Leave out the pictures and repeat the data exactly.
___ Provided information
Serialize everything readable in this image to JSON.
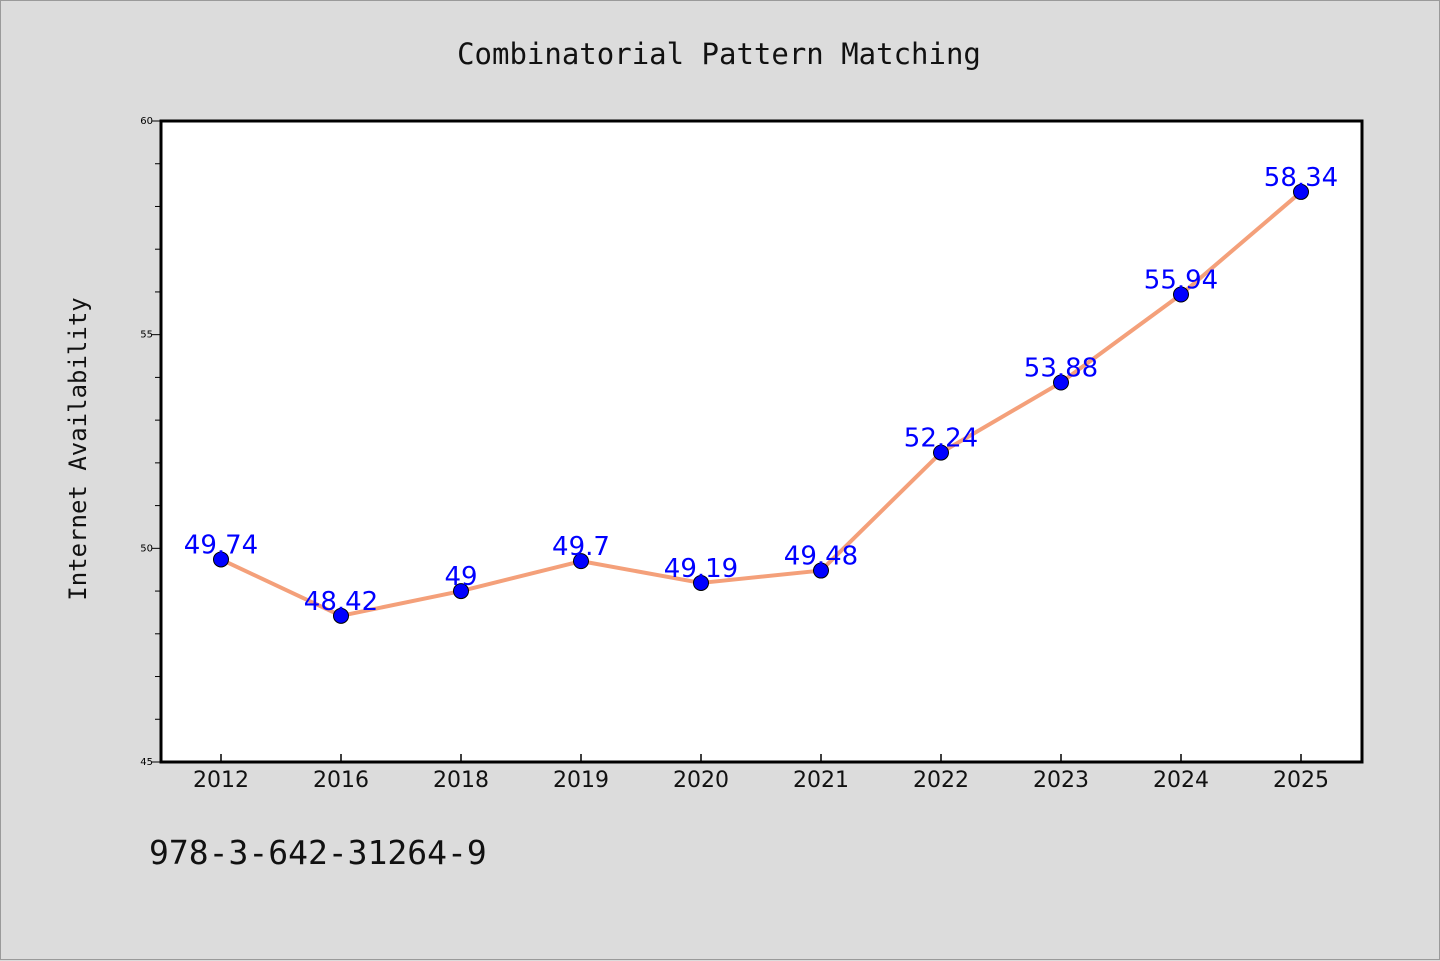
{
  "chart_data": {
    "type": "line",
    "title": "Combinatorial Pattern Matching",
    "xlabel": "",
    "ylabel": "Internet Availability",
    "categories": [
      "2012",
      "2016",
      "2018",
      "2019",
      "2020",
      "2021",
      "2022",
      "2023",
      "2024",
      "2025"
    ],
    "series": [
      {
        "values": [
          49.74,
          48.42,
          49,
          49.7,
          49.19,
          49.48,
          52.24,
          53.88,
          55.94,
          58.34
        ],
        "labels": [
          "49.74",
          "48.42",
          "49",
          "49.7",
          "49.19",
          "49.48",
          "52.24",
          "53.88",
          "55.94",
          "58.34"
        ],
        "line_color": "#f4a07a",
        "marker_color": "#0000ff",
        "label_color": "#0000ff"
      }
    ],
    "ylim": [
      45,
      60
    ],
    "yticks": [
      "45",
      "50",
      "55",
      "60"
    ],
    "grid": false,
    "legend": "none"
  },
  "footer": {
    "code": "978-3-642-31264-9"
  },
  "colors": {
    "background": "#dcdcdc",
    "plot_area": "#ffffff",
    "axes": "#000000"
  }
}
______
▶ [Answer to this task]
Serialize everything readable in this image to JSON.
{
  "chart_data": {
    "type": "line",
    "title": "Combinatorial Pattern Matching",
    "xlabel": "",
    "ylabel": "Internet Availability",
    "categories": [
      "2012",
      "2016",
      "2018",
      "2019",
      "2020",
      "2021",
      "2022",
      "2023",
      "2024",
      "2025"
    ],
    "series": [
      {
        "values": [
          49.74,
          48.42,
          49,
          49.7,
          49.19,
          49.48,
          52.24,
          53.88,
          55.94,
          58.34
        ],
        "labels": [
          "49.74",
          "48.42",
          "49",
          "49.7",
          "49.19",
          "49.48",
          "52.24",
          "53.88",
          "55.94",
          "58.34"
        ],
        "line_color": "#f4a07a",
        "marker_color": "#0000ff",
        "label_color": "#0000ff"
      }
    ],
    "ylim": [
      45,
      60
    ],
    "yticks": [
      "45",
      "50",
      "55",
      "60"
    ],
    "grid": false,
    "legend": "none"
  },
  "footer": {
    "code": "978-3-642-31264-9"
  },
  "colors": {
    "background": "#dcdcdc",
    "plot_area": "#ffffff",
    "axes": "#000000"
  }
}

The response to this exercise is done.